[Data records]
------------------------------------------------
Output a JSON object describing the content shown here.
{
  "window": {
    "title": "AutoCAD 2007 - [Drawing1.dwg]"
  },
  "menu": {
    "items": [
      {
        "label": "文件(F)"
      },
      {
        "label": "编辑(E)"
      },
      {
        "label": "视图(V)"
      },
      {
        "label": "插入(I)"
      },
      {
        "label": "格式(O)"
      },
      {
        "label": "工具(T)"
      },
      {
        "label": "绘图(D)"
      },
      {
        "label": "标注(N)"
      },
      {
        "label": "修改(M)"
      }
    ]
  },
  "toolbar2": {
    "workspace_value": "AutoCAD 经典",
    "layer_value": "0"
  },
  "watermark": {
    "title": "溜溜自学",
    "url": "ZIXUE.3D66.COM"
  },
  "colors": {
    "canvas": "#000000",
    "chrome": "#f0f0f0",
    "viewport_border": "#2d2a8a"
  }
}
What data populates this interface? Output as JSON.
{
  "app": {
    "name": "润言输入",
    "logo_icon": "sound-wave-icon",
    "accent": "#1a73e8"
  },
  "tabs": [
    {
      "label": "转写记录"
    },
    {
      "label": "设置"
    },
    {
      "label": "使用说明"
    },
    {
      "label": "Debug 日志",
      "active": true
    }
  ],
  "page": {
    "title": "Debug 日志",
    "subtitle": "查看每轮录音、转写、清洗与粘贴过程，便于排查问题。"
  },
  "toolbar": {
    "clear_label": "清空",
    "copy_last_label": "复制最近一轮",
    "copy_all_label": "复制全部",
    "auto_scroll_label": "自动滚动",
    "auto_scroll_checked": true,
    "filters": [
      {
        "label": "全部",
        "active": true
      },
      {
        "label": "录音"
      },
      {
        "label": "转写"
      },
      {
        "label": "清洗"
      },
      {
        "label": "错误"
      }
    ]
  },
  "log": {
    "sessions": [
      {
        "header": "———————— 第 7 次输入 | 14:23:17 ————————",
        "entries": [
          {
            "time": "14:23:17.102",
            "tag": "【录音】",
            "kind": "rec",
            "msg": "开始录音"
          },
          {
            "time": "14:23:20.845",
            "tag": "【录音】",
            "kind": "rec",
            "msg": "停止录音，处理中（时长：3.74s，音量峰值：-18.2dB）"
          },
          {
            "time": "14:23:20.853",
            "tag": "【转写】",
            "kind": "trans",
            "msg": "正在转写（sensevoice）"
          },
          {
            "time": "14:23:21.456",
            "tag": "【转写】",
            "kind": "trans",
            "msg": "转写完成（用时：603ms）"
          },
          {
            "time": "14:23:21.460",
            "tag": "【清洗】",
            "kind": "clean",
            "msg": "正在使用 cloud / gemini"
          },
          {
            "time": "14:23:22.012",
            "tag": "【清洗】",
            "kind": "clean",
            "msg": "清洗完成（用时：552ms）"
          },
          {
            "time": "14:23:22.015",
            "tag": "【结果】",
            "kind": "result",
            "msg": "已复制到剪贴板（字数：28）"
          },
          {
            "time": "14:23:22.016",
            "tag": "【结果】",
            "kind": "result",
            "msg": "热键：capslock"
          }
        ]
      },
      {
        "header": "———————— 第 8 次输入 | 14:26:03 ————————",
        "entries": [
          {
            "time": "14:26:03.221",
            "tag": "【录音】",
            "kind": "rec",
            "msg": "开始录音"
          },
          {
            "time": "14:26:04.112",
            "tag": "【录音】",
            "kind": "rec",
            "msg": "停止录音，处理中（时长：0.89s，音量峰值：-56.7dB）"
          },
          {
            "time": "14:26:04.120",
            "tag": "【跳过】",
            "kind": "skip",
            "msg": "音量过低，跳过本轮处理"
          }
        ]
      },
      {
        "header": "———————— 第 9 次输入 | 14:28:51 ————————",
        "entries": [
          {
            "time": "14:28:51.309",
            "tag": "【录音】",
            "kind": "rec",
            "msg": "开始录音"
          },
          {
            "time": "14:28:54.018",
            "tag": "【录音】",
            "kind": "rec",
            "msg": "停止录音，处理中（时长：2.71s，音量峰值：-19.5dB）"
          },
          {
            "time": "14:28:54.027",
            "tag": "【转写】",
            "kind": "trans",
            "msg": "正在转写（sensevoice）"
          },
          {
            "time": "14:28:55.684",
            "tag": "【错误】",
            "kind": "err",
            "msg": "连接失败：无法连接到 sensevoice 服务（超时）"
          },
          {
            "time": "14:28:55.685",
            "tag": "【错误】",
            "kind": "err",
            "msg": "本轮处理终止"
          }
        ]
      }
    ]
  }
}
------------------------------------------------
### REQUEST
Copy out the full material exactly as it appears.

### EXERCISE RESULT
Output a JSON object describing the content shown here.
{
  "window": {
    "title": "AutoCAD 2007 - [Drawing1.dwg]"
  },
  "menu": {
    "items": [
      {
        "label": "文件(F)"
      },
      {
        "label": "编辑(E)"
      },
      {
        "label": "视图(V)"
      },
      {
        "label": "插入(I)"
      },
      {
        "label": "格式(O)"
      },
      {
        "label": "工具(T)"
      },
      {
        "label": "绘图(D)"
      },
      {
        "label": "标注(N)"
      },
      {
        "label": "修改(M)"
      }
    ]
  },
  "toolbar2": {
    "workspace_value": "AutoCAD 经典",
    "layer_value": "0"
  },
  "watermark": {
    "title": "溜溜自学",
    "url": "ZIXUE.3D66.COM"
  },
  "colors": {
    "canvas": "#000000",
    "chrome": "#f0f0f0",
    "viewport_border": "#2d2a8a"
  }
}
What data populates this interface? Output as JSON.
{
  "app": {
    "name": "润言输入",
    "logo_icon": "sound-wave-icon",
    "accent": "#1a73e8"
  },
  "tabs": [
    {
      "label": "转写记录"
    },
    {
      "label": "设置"
    },
    {
      "label": "使用说明"
    },
    {
      "label": "Debug 日志",
      "active": true
    }
  ],
  "page": {
    "title": "Debug 日志",
    "subtitle": "查看每轮录音、转写、清洗与粘贴过程，便于排查问题。"
  },
  "toolbar": {
    "clear_label": "清空",
    "copy_last_label": "复制最近一轮",
    "copy_all_label": "复制全部",
    "auto_scroll_label": "自动滚动",
    "auto_scroll_checked": true,
    "filters": [
      {
        "label": "全部",
        "active": true
      },
      {
        "label": "录音"
      },
      {
        "label": "转写"
      },
      {
        "label": "清洗"
      },
      {
        "label": "错误"
      }
    ]
  },
  "log": {
    "sessions": [
      {
        "header": "———————— 第 7 次输入 | 14:23:17 ————————",
        "entries": [
          {
            "time": "14:23:17.102",
            "tag": "【录音】",
            "kind": "rec",
            "msg": "开始录音"
          },
          {
            "time": "14:23:20.845",
            "tag": "【录音】",
            "kind": "rec",
            "msg": "停止录音，处理中（时长：3.74s，音量峰值：-18.2dB）"
          },
          {
            "time": "14:23:20.853",
            "tag": "【转写】",
            "kind": "trans",
            "msg": "正在转写（sensevoice）"
          },
          {
            "time": "14:23:21.456",
            "tag": "【转写】",
            "kind": "trans",
            "msg": "转写完成（用时：603ms）"
          },
          {
            "time": "14:23:21.460",
            "tag": "【清洗】",
            "kind": "clean",
            "msg": "正在使用 cloud / gemini"
          },
          {
            "time": "14:23:22.012",
            "tag": "【清洗】",
            "kind": "clean",
            "msg": "清洗完成（用时：552ms）"
          },
          {
            "time": "14:23:22.015",
            "tag": "【结果】",
            "kind": "result",
            "msg": "已复制到剪贴板（字数：28）"
          },
          {
            "time": "14:23:22.016",
            "tag": "【结果】",
            "kind": "result",
            "msg": "热键：capslock"
          }
        ]
      },
      {
        "header": "———————— 第 8 次输入 | 14:26:03 ————————",
        "entries": [
          {
            "time": "14:26:03.221",
            "tag": "【录音】",
            "kind": "rec",
            "msg": "开始录音"
          },
          {
            "time": "14:26:04.112",
            "tag": "【录音】",
            "kind": "rec",
            "msg": "停止录音，处理中（时长：0.89s，音量峰值：-56.7dB）"
          },
          {
            "time": "14:26:04.120",
            "tag": "【跳过】",
            "kind": "skip",
            "msg": "音量过低，跳过本轮处理"
          }
        ]
      },
      {
        "header": "———————— 第 9 次输入 | 14:28:51 ————————",
        "entries": [
          {
            "time": "14:28:51.309",
            "tag": "【录音】",
            "kind": "rec",
            "msg": "开始录音"
          },
          {
            "time": "14:28:54.018",
            "tag": "【录音】",
            "kind": "rec",
            "msg": "停止录音，处理中（时长：2.71s，音量峰值：-19.5dB）"
          },
          {
            "time": "14:28:54.027",
            "tag": "【转写】",
            "kind": "trans",
            "msg": "正在转写（sensevoice）"
          },
          {
            "time": "14:28:55.684",
            "tag": "【错误】",
            "kind": "err",
            "msg": "连接失败：无法连接到 sensevoice 服务（超时）"
          },
          {
            "time": "14:28:55.685",
            "tag": "【错误】",
            "kind": "err",
            "msg": "本轮处理终止"
          }
        ]
      }
    ]
  }
}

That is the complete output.